Work to do — Copy out the entries below in full and exactly.

Lines of data:

◇ ◇ ◇ ◇

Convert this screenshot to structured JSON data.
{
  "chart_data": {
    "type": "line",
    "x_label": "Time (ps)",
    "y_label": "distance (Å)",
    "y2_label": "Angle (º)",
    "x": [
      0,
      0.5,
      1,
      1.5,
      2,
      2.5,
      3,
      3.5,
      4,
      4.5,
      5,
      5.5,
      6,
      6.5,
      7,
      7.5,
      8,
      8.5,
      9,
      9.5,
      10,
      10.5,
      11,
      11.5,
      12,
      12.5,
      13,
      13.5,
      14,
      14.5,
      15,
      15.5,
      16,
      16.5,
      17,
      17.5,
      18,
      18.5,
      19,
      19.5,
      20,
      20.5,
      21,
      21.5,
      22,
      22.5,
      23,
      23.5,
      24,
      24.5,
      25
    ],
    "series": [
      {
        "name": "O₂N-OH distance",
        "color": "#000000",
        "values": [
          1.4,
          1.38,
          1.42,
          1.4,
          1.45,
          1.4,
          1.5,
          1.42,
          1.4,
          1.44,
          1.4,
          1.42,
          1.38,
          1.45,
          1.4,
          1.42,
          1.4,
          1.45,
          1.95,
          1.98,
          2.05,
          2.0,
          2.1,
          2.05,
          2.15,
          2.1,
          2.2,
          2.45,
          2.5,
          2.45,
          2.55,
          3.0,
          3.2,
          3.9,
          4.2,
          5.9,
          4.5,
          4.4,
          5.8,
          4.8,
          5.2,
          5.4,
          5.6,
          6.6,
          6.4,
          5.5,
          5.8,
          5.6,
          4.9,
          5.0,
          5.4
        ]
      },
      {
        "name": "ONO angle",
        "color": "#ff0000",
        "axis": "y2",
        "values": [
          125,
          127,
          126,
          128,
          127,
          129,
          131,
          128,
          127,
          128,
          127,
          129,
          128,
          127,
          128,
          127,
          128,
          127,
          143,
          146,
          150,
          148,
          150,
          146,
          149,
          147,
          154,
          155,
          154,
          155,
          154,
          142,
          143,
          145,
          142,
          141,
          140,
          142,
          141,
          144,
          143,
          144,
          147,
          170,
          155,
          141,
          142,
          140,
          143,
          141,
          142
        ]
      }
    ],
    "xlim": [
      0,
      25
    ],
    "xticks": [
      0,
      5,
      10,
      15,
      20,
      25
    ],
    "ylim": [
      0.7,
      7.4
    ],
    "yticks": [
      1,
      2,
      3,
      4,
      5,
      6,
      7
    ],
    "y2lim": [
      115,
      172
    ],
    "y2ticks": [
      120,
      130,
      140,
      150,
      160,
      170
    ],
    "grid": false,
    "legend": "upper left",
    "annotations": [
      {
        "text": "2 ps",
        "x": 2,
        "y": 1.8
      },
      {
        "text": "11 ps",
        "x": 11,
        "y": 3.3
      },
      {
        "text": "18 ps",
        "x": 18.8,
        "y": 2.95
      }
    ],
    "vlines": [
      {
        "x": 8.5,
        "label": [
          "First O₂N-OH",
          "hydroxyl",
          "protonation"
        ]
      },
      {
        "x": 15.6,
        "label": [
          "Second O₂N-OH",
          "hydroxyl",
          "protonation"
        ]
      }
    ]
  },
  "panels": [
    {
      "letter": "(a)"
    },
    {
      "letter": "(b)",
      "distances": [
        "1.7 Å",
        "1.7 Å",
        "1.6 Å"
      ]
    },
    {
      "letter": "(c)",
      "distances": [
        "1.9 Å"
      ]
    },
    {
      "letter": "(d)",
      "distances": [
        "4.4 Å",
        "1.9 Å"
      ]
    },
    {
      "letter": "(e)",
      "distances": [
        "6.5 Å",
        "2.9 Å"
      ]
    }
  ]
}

◇ ◇ ◇ ◇

Complete response —
Convert this screenshot to structured JSON data.
{
  "chart_data": {
    "type": "line",
    "x_label": "Time (ps)",
    "y_label": "distance (Å)",
    "y2_label": "Angle (º)",
    "x": [
      0,
      0.5,
      1,
      1.5,
      2,
      2.5,
      3,
      3.5,
      4,
      4.5,
      5,
      5.5,
      6,
      6.5,
      7,
      7.5,
      8,
      8.5,
      9,
      9.5,
      10,
      10.5,
      11,
      11.5,
      12,
      12.5,
      13,
      13.5,
      14,
      14.5,
      15,
      15.5,
      16,
      16.5,
      17,
      17.5,
      18,
      18.5,
      19,
      19.5,
      20,
      20.5,
      21,
      21.5,
      22,
      22.5,
      23,
      23.5,
      24,
      24.5,
      25
    ],
    "series": [
      {
        "name": "O₂N-OH distance",
        "color": "#000000",
        "values": [
          1.4,
          1.38,
          1.42,
          1.4,
          1.45,
          1.4,
          1.5,
          1.42,
          1.4,
          1.44,
          1.4,
          1.42,
          1.38,
          1.45,
          1.4,
          1.42,
          1.4,
          1.45,
          1.95,
          1.98,
          2.05,
          2.0,
          2.1,
          2.05,
          2.15,
          2.1,
          2.2,
          2.45,
          2.5,
          2.45,
          2.55,
          3.0,
          3.2,
          3.9,
          4.2,
          5.9,
          4.5,
          4.4,
          5.8,
          4.8,
          5.2,
          5.4,
          5.6,
          6.6,
          6.4,
          5.5,
          5.8,
          5.6,
          4.9,
          5.0,
          5.4
        ]
      },
      {
        "name": "ONO angle",
        "color": "#ff0000",
        "axis": "y2",
        "values": [
          125,
          127,
          126,
          128,
          127,
          129,
          131,
          128,
          127,
          128,
          127,
          129,
          128,
          127,
          128,
          127,
          128,
          127,
          143,
          146,
          150,
          148,
          150,
          146,
          149,
          147,
          154,
          155,
          154,
          155,
          154,
          142,
          143,
          145,
          142,
          141,
          140,
          142,
          141,
          144,
          143,
          144,
          147,
          170,
          155,
          141,
          142,
          140,
          143,
          141,
          142
        ]
      }
    ],
    "xlim": [
      0,
      25
    ],
    "xticks": [
      0,
      5,
      10,
      15,
      20,
      25
    ],
    "ylim": [
      0.7,
      7.4
    ],
    "yticks": [
      1,
      2,
      3,
      4,
      5,
      6,
      7
    ],
    "y2lim": [
      115,
      172
    ],
    "y2ticks": [
      120,
      130,
      140,
      150,
      160,
      170
    ],
    "grid": false,
    "legend": "upper left",
    "annotations": [
      {
        "text": "2 ps",
        "x": 2,
        "y": 1.8
      },
      {
        "text": "11 ps",
        "x": 11,
        "y": 3.3
      },
      {
        "text": "18 ps",
        "x": 18.8,
        "y": 2.95
      }
    ],
    "vlines": [
      {
        "x": 8.5,
        "label": [
          "First O₂N-OH",
          "hydroxyl",
          "protonation"
        ]
      },
      {
        "x": 15.6,
        "label": [
          "Second O₂N-OH",
          "hydroxyl",
          "protonation"
        ]
      }
    ]
  },
  "panels": [
    {
      "letter": "(a)"
    },
    {
      "letter": "(b)",
      "distances": [
        "1.7 Å",
        "1.7 Å",
        "1.6 Å"
      ]
    },
    {
      "letter": "(c)",
      "distances": [
        "1.9 Å"
      ]
    },
    {
      "letter": "(d)",
      "distances": [
        "4.4 Å",
        "1.9 Å"
      ]
    },
    {
      "letter": "(e)",
      "distances": [
        "6.5 Å",
        "2.9 Å"
      ]
    }
  ]
}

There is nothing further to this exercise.